Prompt -> Keep only the lines of the data below that contain "index", and copy them.

Start of Working data

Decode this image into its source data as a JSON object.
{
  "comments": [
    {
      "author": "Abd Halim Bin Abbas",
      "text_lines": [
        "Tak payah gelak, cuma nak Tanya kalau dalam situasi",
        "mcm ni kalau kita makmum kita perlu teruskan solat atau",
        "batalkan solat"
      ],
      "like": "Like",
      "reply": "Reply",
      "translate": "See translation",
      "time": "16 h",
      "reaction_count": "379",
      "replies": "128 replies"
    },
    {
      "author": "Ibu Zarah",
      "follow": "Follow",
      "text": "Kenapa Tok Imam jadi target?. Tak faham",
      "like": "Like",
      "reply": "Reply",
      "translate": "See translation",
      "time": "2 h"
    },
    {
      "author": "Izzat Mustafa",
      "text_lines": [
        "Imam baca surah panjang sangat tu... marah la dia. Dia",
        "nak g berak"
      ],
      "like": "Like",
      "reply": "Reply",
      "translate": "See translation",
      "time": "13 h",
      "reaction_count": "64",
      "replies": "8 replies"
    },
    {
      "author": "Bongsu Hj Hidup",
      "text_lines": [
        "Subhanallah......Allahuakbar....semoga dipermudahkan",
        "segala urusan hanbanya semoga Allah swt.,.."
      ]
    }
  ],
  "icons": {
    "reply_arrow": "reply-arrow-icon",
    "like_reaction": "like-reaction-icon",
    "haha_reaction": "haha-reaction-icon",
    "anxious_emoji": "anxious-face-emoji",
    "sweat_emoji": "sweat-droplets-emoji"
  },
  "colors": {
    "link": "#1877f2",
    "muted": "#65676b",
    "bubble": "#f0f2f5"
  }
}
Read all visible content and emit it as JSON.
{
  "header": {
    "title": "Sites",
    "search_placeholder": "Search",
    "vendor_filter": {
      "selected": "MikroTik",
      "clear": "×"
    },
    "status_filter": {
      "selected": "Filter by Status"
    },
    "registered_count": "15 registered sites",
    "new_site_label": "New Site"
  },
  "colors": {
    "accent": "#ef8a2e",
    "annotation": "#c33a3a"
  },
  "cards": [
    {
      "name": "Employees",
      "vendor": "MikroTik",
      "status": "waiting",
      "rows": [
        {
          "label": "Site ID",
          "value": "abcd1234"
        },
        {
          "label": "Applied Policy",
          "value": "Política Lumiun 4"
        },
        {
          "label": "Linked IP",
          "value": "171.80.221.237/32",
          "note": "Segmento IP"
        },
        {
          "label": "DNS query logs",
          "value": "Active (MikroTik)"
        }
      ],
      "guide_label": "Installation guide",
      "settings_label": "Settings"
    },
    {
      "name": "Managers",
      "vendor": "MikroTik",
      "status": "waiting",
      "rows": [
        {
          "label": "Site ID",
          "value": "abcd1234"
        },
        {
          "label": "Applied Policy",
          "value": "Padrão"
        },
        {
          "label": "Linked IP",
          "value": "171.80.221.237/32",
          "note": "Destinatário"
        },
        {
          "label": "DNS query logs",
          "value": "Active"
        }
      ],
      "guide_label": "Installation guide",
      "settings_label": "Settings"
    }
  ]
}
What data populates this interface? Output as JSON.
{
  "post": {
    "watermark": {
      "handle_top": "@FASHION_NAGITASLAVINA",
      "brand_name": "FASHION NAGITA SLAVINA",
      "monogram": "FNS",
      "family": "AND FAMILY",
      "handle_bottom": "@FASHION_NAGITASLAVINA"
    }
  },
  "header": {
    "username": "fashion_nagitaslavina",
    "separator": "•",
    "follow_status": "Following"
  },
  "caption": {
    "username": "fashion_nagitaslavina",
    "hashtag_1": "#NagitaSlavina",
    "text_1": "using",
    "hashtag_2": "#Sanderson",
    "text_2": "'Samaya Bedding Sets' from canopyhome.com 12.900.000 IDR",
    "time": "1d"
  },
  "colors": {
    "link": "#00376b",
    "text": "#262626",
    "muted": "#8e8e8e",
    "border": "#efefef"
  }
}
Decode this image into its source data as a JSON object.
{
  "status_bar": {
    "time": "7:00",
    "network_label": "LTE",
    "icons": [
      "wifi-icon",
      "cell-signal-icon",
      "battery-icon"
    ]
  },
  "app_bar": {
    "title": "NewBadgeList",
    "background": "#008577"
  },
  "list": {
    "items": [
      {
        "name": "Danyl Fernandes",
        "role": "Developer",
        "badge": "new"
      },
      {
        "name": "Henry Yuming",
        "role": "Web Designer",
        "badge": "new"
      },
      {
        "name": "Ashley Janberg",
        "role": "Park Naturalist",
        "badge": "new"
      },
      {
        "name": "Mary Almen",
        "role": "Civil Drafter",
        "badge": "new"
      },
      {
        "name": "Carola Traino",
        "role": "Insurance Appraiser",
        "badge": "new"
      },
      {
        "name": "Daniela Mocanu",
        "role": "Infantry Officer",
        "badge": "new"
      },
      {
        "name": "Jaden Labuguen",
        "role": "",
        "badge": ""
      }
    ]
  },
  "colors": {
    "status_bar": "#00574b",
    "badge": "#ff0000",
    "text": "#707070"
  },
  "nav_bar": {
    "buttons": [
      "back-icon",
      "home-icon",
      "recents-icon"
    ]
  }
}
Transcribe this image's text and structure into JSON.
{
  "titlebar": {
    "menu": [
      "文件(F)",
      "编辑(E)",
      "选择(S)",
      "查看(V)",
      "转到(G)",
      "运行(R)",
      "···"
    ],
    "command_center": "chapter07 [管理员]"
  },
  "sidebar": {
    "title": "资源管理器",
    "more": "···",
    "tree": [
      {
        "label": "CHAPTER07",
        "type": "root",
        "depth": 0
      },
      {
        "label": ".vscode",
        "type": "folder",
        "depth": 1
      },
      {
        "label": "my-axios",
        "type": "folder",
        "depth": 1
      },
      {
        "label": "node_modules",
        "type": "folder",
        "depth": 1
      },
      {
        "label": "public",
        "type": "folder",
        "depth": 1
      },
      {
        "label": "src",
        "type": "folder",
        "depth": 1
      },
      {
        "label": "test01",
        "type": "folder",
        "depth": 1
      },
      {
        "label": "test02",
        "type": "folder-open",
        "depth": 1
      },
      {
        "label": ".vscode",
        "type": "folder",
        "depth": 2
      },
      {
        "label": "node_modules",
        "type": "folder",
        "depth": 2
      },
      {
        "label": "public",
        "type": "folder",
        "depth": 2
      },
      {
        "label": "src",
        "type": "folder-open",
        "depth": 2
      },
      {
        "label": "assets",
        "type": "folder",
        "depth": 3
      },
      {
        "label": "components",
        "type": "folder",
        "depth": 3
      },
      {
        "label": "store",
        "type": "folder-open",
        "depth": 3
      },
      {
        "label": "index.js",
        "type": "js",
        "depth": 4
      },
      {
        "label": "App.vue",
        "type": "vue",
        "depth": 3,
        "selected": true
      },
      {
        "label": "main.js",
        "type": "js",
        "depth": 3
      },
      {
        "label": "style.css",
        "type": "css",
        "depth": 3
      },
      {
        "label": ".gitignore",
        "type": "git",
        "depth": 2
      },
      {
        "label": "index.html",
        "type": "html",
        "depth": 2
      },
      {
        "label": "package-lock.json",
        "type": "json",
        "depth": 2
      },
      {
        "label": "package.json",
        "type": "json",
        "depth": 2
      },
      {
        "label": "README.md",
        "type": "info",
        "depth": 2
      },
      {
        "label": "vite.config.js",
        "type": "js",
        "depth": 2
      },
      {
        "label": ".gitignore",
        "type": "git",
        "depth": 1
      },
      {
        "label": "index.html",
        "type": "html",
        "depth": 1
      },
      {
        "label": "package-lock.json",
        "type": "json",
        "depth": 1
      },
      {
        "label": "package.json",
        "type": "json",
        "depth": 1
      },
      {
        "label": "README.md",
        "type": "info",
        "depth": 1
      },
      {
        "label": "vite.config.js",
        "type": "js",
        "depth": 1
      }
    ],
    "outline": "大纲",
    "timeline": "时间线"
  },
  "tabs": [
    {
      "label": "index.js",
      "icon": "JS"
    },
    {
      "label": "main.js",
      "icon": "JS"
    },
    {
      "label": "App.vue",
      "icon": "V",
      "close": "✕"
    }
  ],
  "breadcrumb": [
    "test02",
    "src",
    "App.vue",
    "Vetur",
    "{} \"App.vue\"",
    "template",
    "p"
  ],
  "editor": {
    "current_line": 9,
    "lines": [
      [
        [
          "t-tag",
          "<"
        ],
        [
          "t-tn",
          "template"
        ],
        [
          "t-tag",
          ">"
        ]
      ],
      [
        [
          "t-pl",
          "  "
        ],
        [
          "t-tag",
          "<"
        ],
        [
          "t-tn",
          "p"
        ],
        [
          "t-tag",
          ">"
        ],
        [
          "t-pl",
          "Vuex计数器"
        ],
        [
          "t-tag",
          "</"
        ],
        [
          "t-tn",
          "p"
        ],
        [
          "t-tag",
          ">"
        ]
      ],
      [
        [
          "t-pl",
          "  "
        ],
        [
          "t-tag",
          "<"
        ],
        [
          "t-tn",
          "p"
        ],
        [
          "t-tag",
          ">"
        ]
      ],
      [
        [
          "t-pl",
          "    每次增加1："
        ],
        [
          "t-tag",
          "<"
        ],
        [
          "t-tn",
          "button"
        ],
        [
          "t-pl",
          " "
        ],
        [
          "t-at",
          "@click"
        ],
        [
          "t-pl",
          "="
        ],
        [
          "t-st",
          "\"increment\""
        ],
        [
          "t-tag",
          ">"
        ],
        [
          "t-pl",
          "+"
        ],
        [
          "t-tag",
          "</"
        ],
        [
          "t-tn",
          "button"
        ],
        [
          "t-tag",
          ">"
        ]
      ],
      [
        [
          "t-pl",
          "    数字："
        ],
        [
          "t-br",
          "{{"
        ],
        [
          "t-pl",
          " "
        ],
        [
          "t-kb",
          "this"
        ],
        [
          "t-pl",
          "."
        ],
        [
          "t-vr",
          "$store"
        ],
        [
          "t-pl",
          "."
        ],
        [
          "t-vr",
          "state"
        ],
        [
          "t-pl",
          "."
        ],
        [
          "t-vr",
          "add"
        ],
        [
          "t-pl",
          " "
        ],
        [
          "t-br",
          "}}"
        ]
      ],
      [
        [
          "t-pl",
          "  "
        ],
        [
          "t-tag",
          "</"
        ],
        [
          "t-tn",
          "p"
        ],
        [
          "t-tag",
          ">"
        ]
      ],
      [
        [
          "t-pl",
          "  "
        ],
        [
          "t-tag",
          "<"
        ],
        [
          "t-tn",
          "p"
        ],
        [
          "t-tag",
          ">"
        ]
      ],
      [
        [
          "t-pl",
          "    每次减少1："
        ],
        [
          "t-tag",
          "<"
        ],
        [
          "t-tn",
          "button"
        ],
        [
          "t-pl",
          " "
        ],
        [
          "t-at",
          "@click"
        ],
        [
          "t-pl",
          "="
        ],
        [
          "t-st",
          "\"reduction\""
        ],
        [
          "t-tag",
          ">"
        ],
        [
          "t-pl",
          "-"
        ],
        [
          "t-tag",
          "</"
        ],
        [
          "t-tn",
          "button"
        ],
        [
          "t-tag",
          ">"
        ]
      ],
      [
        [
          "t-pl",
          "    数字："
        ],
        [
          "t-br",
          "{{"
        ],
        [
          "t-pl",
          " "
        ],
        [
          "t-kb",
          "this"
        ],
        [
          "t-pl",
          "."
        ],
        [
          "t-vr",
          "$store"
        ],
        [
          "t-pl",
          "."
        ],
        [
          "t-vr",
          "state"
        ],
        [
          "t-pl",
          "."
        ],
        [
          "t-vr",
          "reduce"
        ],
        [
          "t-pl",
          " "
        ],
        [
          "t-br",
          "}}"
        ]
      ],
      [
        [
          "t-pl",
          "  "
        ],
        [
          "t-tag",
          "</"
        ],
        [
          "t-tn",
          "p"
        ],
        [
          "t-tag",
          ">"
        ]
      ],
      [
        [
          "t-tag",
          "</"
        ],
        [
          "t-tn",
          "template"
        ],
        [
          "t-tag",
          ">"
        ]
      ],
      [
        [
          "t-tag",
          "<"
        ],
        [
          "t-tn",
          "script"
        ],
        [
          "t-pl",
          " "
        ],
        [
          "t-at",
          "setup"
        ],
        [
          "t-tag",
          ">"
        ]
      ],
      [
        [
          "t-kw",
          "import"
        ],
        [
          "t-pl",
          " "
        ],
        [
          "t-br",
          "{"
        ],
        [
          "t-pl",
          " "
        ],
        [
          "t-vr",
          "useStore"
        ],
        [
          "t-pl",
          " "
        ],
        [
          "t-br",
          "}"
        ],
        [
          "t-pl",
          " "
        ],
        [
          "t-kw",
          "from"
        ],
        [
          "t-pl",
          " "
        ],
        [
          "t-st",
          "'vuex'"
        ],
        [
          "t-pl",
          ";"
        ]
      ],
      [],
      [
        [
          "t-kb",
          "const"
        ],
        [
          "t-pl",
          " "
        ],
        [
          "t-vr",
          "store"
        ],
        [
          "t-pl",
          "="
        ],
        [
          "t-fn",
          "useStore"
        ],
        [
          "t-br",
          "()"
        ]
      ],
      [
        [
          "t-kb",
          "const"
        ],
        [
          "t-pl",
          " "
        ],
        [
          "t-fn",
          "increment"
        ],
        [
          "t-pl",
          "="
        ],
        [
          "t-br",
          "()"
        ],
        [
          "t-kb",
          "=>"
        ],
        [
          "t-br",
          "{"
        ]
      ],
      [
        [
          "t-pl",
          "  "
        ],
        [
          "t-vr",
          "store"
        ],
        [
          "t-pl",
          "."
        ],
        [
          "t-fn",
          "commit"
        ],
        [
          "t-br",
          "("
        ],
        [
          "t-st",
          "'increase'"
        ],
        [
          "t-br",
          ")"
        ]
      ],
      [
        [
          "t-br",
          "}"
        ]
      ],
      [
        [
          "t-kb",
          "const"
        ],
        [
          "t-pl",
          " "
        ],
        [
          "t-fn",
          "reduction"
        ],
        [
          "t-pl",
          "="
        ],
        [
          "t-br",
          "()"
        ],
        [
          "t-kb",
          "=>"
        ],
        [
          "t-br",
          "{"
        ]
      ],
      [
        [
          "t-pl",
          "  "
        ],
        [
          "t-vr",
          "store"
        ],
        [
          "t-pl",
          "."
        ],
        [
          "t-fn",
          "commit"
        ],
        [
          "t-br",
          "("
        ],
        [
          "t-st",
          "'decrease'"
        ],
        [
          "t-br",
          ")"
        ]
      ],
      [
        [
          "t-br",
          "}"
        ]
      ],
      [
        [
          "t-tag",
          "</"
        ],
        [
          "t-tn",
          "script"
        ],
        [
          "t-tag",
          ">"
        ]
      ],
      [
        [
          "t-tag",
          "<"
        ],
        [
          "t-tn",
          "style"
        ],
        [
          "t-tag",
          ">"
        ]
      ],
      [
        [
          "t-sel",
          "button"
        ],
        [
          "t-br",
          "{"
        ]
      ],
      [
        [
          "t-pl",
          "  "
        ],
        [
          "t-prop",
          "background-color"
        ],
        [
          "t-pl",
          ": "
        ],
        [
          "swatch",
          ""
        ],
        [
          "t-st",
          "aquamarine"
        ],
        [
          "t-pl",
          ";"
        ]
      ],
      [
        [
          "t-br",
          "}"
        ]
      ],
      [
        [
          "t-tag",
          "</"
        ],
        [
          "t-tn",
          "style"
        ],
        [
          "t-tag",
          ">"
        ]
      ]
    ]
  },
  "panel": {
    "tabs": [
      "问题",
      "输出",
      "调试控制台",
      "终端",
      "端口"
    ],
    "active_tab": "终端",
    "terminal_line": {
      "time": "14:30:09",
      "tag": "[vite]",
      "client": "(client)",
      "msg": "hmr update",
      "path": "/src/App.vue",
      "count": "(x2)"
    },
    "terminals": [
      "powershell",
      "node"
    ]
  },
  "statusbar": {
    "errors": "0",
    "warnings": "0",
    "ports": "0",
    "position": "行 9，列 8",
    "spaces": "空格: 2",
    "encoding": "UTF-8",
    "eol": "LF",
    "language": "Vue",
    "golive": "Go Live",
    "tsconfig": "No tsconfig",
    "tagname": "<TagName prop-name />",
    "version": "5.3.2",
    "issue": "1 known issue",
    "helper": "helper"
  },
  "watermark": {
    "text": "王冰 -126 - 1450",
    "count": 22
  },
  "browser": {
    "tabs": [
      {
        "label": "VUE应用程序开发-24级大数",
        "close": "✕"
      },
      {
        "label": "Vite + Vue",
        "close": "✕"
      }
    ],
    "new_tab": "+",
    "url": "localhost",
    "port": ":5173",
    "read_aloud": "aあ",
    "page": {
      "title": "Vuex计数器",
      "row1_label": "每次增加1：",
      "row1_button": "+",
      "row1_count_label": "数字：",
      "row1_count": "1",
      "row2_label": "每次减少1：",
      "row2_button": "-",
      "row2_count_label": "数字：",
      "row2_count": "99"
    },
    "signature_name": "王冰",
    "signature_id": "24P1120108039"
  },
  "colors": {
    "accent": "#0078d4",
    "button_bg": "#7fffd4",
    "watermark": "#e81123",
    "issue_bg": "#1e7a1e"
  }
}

End of Working data

Worked answer ->
        "label": "index.js",
        "label": "index.html",
        "label": "index.html",
      "label": "index.js",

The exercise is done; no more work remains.